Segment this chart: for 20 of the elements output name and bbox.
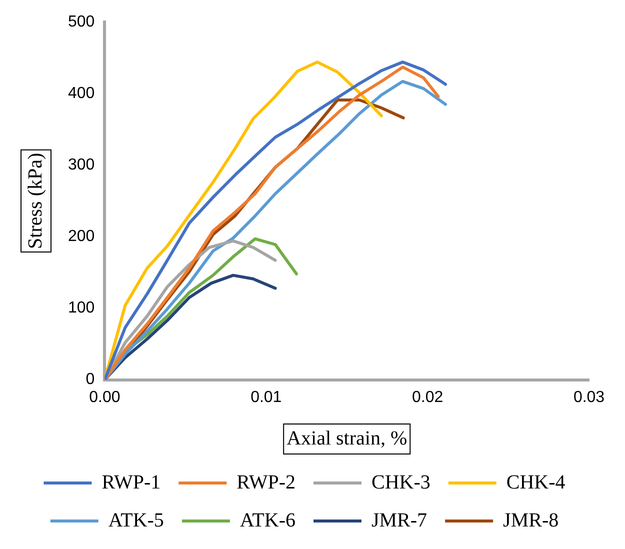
legend-label: ATK-6 xyxy=(240,509,296,532)
x-tick-label: 0.00 xyxy=(89,388,120,406)
legend-label: CHK-4 xyxy=(506,471,566,494)
y-tick-label: 0 xyxy=(86,371,95,388)
y-tick-label: 200 xyxy=(68,228,95,246)
y-axis-title: Stress (kPa) xyxy=(24,152,46,249)
legend-label: JMR-7 xyxy=(371,509,428,532)
x-tick-label: 0.03 xyxy=(573,388,605,406)
x-axis-title: Axial strain, % xyxy=(286,427,408,450)
legend-label: JMR-8 xyxy=(503,509,559,532)
y-tick-label: 400 xyxy=(68,84,95,102)
y-tick-label: 100 xyxy=(68,300,95,317)
x-tick-label: 0.01 xyxy=(250,388,282,406)
y-tick-label: 500 xyxy=(68,13,95,30)
y-tick-label: 300 xyxy=(68,156,95,174)
legend-label: RWP-2 xyxy=(236,471,296,494)
legend-label: ATK-5 xyxy=(108,509,164,532)
legend-label: RWP-1 xyxy=(102,471,161,494)
x-tick-label: 0.02 xyxy=(412,388,444,406)
legend-label: CHK-3 xyxy=(372,471,430,494)
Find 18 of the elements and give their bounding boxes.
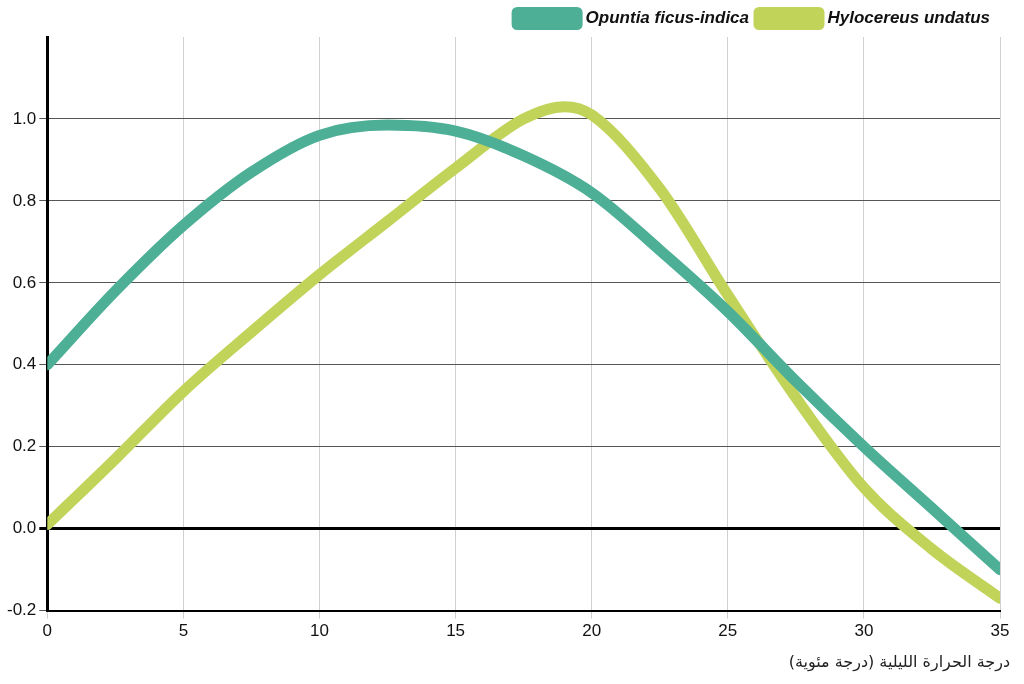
y-tick-label: 0.4 [12,354,37,374]
x-tick-label: 20 [582,621,602,641]
x-tick-label: 0 [42,621,53,641]
x-axis-title: درجة الحرارة الليلية (درجة مئوية) [788,652,1010,671]
legend-label: Hylocereus undatus [827,8,991,28]
y-tick-label: 0.0 [12,518,37,538]
y-tick-label: 1.0 [12,108,37,128]
x-tick-label: 10 [310,621,329,641]
y-tick-label: 0.2 [12,436,37,456]
y-tick-label: -0.2 [7,600,37,620]
x-tick-label: 5 [178,621,189,641]
legend-label: Opuntia ficus-indica [585,8,750,28]
x-tick-label: 15 [446,621,466,641]
y-tick-label: 0.8 [12,190,37,210]
y-tick-label: 0.6 [12,272,37,292]
x-tick-label: 25 [718,621,738,641]
x-tick-label: 30 [854,621,874,641]
x-tick-label: 35 [990,621,1010,641]
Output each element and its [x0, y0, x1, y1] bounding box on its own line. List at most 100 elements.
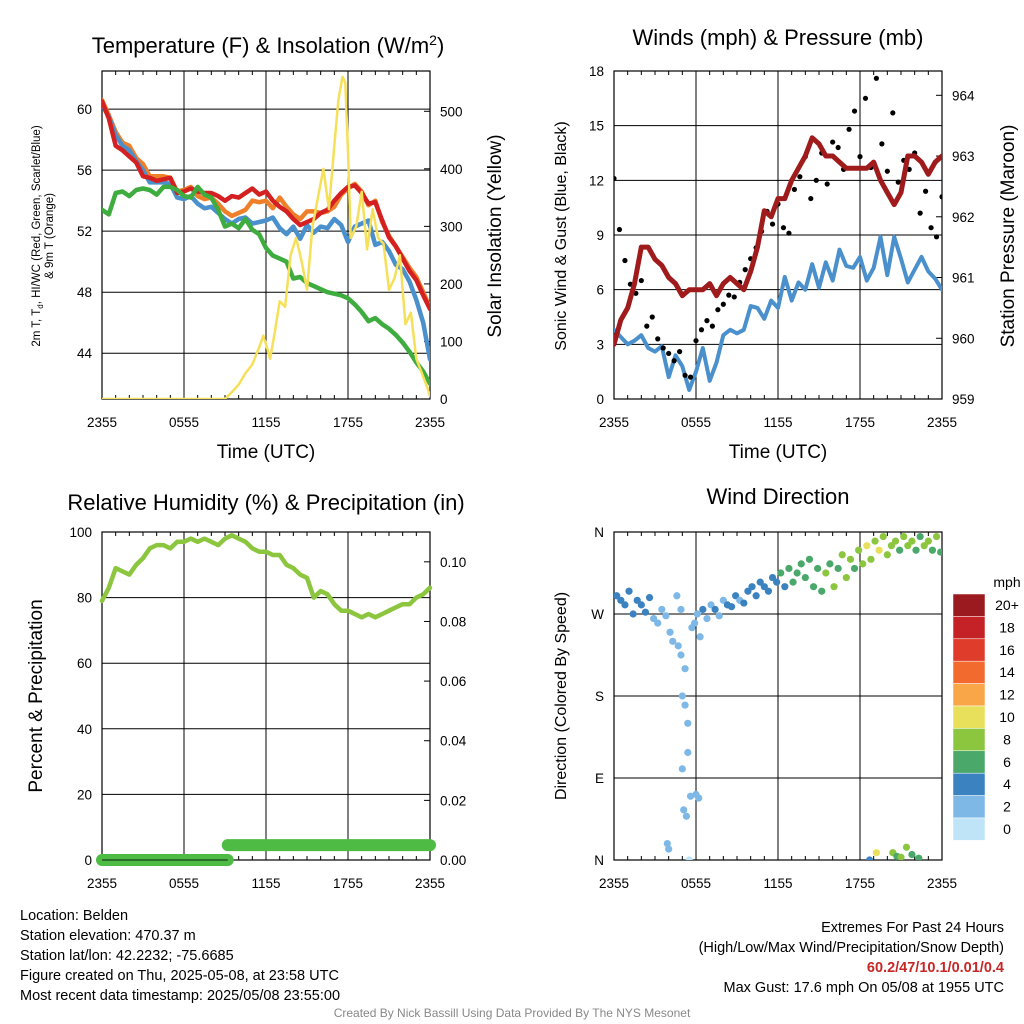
direction-point [673, 592, 681, 600]
direction-point [711, 605, 719, 614]
direction-point [830, 583, 838, 591]
y-right-tick-label: 961 [952, 271, 975, 286]
legend-swatch [952, 683, 986, 707]
temperature-title: Temperature (F) & Insolation (W/m2) [92, 32, 445, 58]
plot-frame [101, 70, 431, 400]
y-left-tick-label: 80 [77, 591, 92, 606]
y-left-tick-label: S [595, 689, 604, 704]
gust-point [890, 110, 896, 116]
winds-ylabel-right: Station Pressure (Maroon) [998, 125, 1019, 348]
y-left-tick-label: 40 [77, 722, 92, 737]
direction-point [645, 594, 654, 602]
gust-point [791, 186, 798, 193]
x-tick-label: 2355 [599, 876, 629, 891]
direction-point [793, 569, 801, 577]
x-tick-label: 0555 [681, 415, 711, 430]
gust-point [830, 139, 836, 145]
gust-point [797, 174, 803, 180]
y-left-tick-label: 0 [596, 392, 604, 407]
humidity-line [99, 533, 433, 620]
x-tick-label: 0555 [681, 876, 711, 891]
speed-legend: mph 20+ 18 16 14 12 10 8 6 4 2 0 [952, 574, 1021, 841]
direction-point [872, 849, 881, 857]
legend-label: 12 [999, 687, 1015, 703]
direction-point [691, 619, 699, 627]
direction-point [677, 651, 685, 659]
direction-point [696, 633, 704, 641]
wind-speed-line [614, 234, 942, 392]
gust-point [884, 168, 890, 174]
direction-points [614, 532, 942, 860]
direction-point [826, 560, 834, 568]
gust-point [682, 372, 688, 378]
gust-point [835, 144, 841, 151]
gust-point [786, 230, 792, 236]
y-right-tick-label: 300 [440, 219, 463, 234]
legend-swatch [952, 660, 986, 684]
y-right-tick-label: 400 [440, 162, 463, 177]
direction-point [662, 612, 670, 620]
gust-point [726, 292, 732, 298]
direction-point [773, 578, 781, 586]
temperature-xlabel: Time (UTC) [217, 442, 316, 463]
legend-swatch [952, 817, 986, 841]
gust-point [715, 307, 721, 313]
plot-frame [613, 531, 943, 861]
gust-point [693, 338, 699, 344]
y-left-tick-label: 48 [77, 285, 92, 300]
legend-label: 14 [999, 664, 1015, 680]
direction-point [865, 856, 874, 860]
gust-point [720, 301, 726, 307]
direction-point [838, 551, 846, 559]
gust-point [873, 75, 880, 81]
gust-point [614, 175, 617, 182]
y-left-tick-label: 60 [77, 102, 92, 117]
y-left-tick-label: 44 [77, 346, 93, 361]
gust-point [655, 336, 661, 342]
legend-title: mph [993, 574, 1020, 590]
x-tick-label: 2355 [599, 415, 629, 430]
y-left-tick-label: E [595, 771, 604, 786]
direction-point [727, 603, 736, 611]
location-text: Location: Belden [20, 908, 129, 924]
x-tick-label: 1155 [251, 876, 280, 891]
y-left-tick-label: 15 [589, 119, 604, 134]
gust-point [780, 225, 787, 231]
temperature-series [102, 75, 430, 399]
direction-title: Wind Direction [706, 484, 849, 509]
direction-point [686, 792, 695, 800]
x-tick-label: 0555 [169, 415, 199, 430]
direction-point [842, 573, 850, 582]
direction-point [801, 573, 809, 582]
direction-point [703, 614, 711, 623]
direction-point [902, 843, 911, 851]
direction-point [809, 583, 818, 591]
direction-point [684, 748, 692, 757]
credit-text: Created By Nick Bassill Using Data Provi… [333, 1006, 691, 1020]
gust-point [649, 314, 655, 320]
direction-point [908, 850, 916, 859]
gust-point [769, 221, 776, 227]
extremes-values: 60.2/47/10.1/0.01/0.4 [866, 960, 1004, 976]
extremes-title: Extremes For Past 24 Hours [821, 920, 1004, 936]
gust-point [879, 141, 885, 147]
direction-point [748, 583, 756, 591]
direction-point [924, 537, 932, 545]
gust-point [857, 154, 863, 160]
station-info: Location: Belden Station elevation: 470.… [20, 906, 340, 1006]
direction-panel: Wind Direction Direction (Colored By Spe… [553, 484, 1021, 891]
y-left-tick-label: 52 [77, 224, 92, 239]
direction-point [666, 628, 674, 636]
direction-point [789, 578, 797, 586]
y-right-tick-label: 0.04 [440, 734, 467, 749]
y-left-tick-label: 100 [69, 525, 92, 540]
direction-point [629, 610, 637, 618]
direction-point [846, 555, 855, 563]
direction-point [871, 537, 879, 545]
direction-point [699, 605, 707, 614]
direction-point [867, 555, 875, 563]
legend-swatch [952, 728, 986, 752]
x-tick-label: 1755 [845, 876, 875, 891]
y-right-tick-label: 962 [952, 210, 975, 225]
direction-point [681, 701, 689, 709]
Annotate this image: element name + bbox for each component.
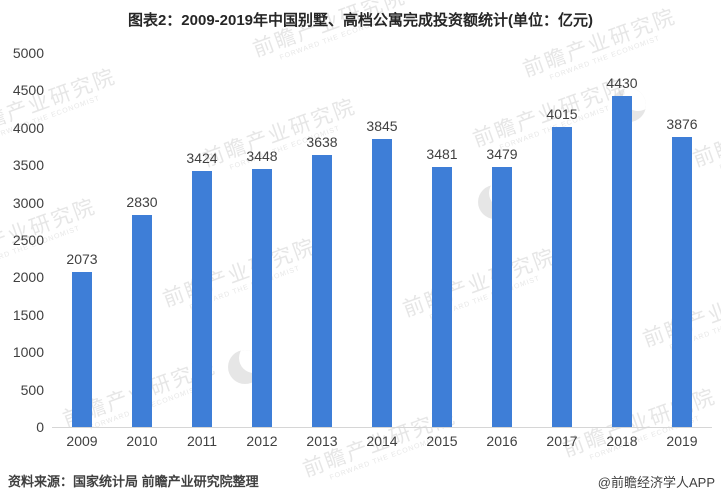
bar-2017 bbox=[552, 127, 572, 427]
y-tick-label: 4500 bbox=[12, 82, 44, 99]
chart-title: 图表2：2009-2019年中国别墅、高档公寓完成投资额统计(单位：亿元) bbox=[127, 12, 594, 29]
x-label-2015: 2015 bbox=[426, 433, 458, 449]
bar-2012 bbox=[252, 169, 272, 427]
bar-value-label: 2830 bbox=[126, 194, 158, 210]
bar-group-2013: 3638 bbox=[292, 53, 352, 427]
bar-value-label: 4015 bbox=[546, 106, 578, 122]
y-tick-label: 3000 bbox=[12, 194, 44, 211]
bar-value-label: 4430 bbox=[606, 75, 638, 91]
bar-2019 bbox=[672, 137, 692, 427]
bar-2016 bbox=[492, 167, 512, 427]
bar-value-label: 3424 bbox=[186, 150, 218, 166]
y-tick-label: 3500 bbox=[12, 157, 44, 174]
bar-2010 bbox=[132, 215, 152, 427]
bar-group-2017: 4015 bbox=[532, 53, 592, 427]
bar-2009 bbox=[72, 272, 92, 427]
x-axis: 2009 2010 2011 2012 2013 2014 2015 2016 2017 2018… bbox=[52, 433, 712, 449]
bar-group-2012: 3448 bbox=[232, 53, 292, 427]
x-label-2010: 2010 bbox=[126, 433, 158, 449]
y-tick-label: 5000 bbox=[12, 45, 44, 61]
bar-value-label: 2073 bbox=[66, 251, 98, 267]
bar-group-2019: 3876 bbox=[652, 53, 712, 427]
x-label-2017: 2017 bbox=[546, 433, 578, 449]
y-tick-label: 0 bbox=[36, 419, 44, 435]
y-tick-label: 1500 bbox=[12, 306, 44, 323]
bar-value-label: 3481 bbox=[426, 146, 458, 162]
bar-group-2015: 3481 bbox=[412, 53, 472, 427]
bar-group-2010: 2830 bbox=[112, 53, 172, 427]
y-tick-label: 1000 bbox=[12, 344, 44, 361]
y-tick-label: 4000 bbox=[12, 119, 44, 136]
bar-group-2014: 3845 bbox=[352, 53, 412, 427]
bar-group-2016: 3479 bbox=[472, 53, 532, 427]
x-label-2016: 2016 bbox=[486, 433, 518, 449]
x-label-2013: 2013 bbox=[306, 433, 338, 449]
bar-2013 bbox=[312, 155, 332, 427]
plot-area: 2073 2830 3424 3448 3638 3845 3481 3479 4015 4430… bbox=[52, 53, 712, 428]
bar-value-label: 3448 bbox=[246, 148, 278, 164]
y-tick-label: 500 bbox=[20, 381, 44, 398]
bar-group-2009: 2073 bbox=[52, 53, 112, 427]
bar-value-label: 3479 bbox=[486, 146, 518, 162]
x-label-2014: 2014 bbox=[366, 433, 398, 449]
source-note: 资料来源：国家统计局 前瞻产业研究院整理 bbox=[8, 474, 259, 489]
bar-group-2011: 3424 bbox=[172, 53, 232, 427]
bar-2015 bbox=[432, 167, 452, 427]
x-label-2019: 2019 bbox=[666, 433, 698, 449]
y-tick-label: 2000 bbox=[12, 269, 44, 286]
x-label-2009: 2009 bbox=[66, 433, 98, 449]
credit-note: @前瞻经济学人APP bbox=[597, 475, 715, 490]
bar-value-label: 3638 bbox=[306, 134, 338, 150]
x-label-2011: 2011 bbox=[186, 433, 218, 449]
x-label-2018: 2018 bbox=[606, 433, 638, 449]
bar-2011 bbox=[192, 171, 212, 427]
bar-value-label: 3876 bbox=[666, 116, 698, 132]
bar-2014 bbox=[372, 139, 392, 427]
x-label-2012: 2012 bbox=[246, 433, 278, 449]
bar-2018 bbox=[612, 96, 632, 427]
bar-group-2018: 4430 bbox=[592, 53, 652, 427]
bar-value-label: 3845 bbox=[366, 118, 398, 134]
y-tick-label: 2500 bbox=[12, 232, 44, 248]
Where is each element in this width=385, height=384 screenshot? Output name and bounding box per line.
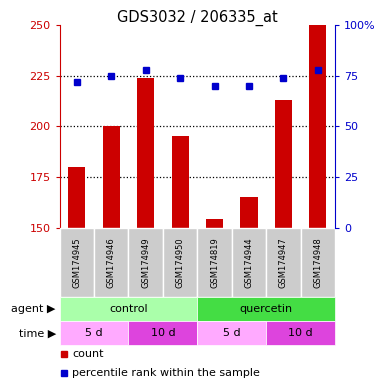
Bar <box>129 321 197 345</box>
Text: GSM174944: GSM174944 <box>244 237 253 288</box>
Bar <box>129 228 163 297</box>
Text: GSM174946: GSM174946 <box>107 237 116 288</box>
Bar <box>275 100 292 228</box>
Text: GDS3032 / 206335_at: GDS3032 / 206335_at <box>117 10 278 26</box>
Text: GSM174819: GSM174819 <box>210 237 219 288</box>
Bar <box>163 228 197 297</box>
Text: 5 d: 5 d <box>223 328 241 338</box>
Text: GSM174950: GSM174950 <box>176 237 185 288</box>
Bar <box>197 321 266 345</box>
Text: GSM174948: GSM174948 <box>313 237 322 288</box>
Bar <box>266 321 335 345</box>
Text: quercetin: quercetin <box>239 304 293 314</box>
Bar <box>171 136 189 228</box>
Bar <box>137 78 154 228</box>
Bar <box>60 321 129 345</box>
Bar <box>197 228 232 297</box>
Bar <box>60 297 197 321</box>
Bar <box>68 167 85 228</box>
Text: 10 d: 10 d <box>151 328 175 338</box>
Bar <box>309 25 326 228</box>
Text: GSM174947: GSM174947 <box>279 237 288 288</box>
Text: control: control <box>109 304 148 314</box>
Text: 10 d: 10 d <box>288 328 313 338</box>
Bar <box>94 228 129 297</box>
Text: GSM174945: GSM174945 <box>72 237 81 288</box>
Text: agent ▶: agent ▶ <box>12 304 56 314</box>
Bar <box>60 228 94 297</box>
Bar <box>240 197 258 228</box>
Bar <box>206 220 223 228</box>
Text: GSM174949: GSM174949 <box>141 237 150 288</box>
Text: percentile rank within the sample: percentile rank within the sample <box>72 368 260 378</box>
Text: time ▶: time ▶ <box>18 328 56 338</box>
Bar <box>266 228 301 297</box>
Bar <box>232 228 266 297</box>
Bar <box>197 297 335 321</box>
Text: count: count <box>72 349 104 359</box>
Text: 5 d: 5 d <box>85 328 103 338</box>
Bar <box>103 126 120 228</box>
Bar <box>301 228 335 297</box>
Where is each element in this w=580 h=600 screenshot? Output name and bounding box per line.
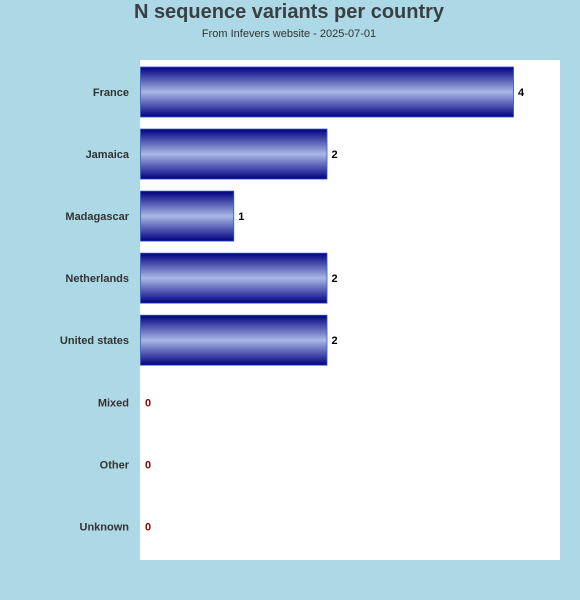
####
Goal of the exercise ▸ Arrange the records from the line containing "bar-2017 bbox=[552, 127, 572, 427]" through the line containing "bar-group-2013: 3638 bbox=[292, 53, 352, 427]", inclusive, as a JSON list of strings with one string per line and blank lines omitted.

In response ▸
[
  "bar-2017 bbox=[552, 127, 572, 427]",
  "y-tick-label: 4500 bbox=[12, 82, 44, 99]",
  "chart-title: 图表2：2009-2019年中国别墅、高档公寓完成投资额统计(单位：亿元) bbox=[127, 12, 594, 29]",
  "x-label-2015: 2015 bbox=[426, 433, 458, 449]",
  "bar-2012 bbox=[252, 169, 272, 427]",
  "bar-value-label: 2830 bbox=[126, 194, 158, 210]",
  "bar-group-2013: 3638 bbox=[292, 53, 352, 427]"
]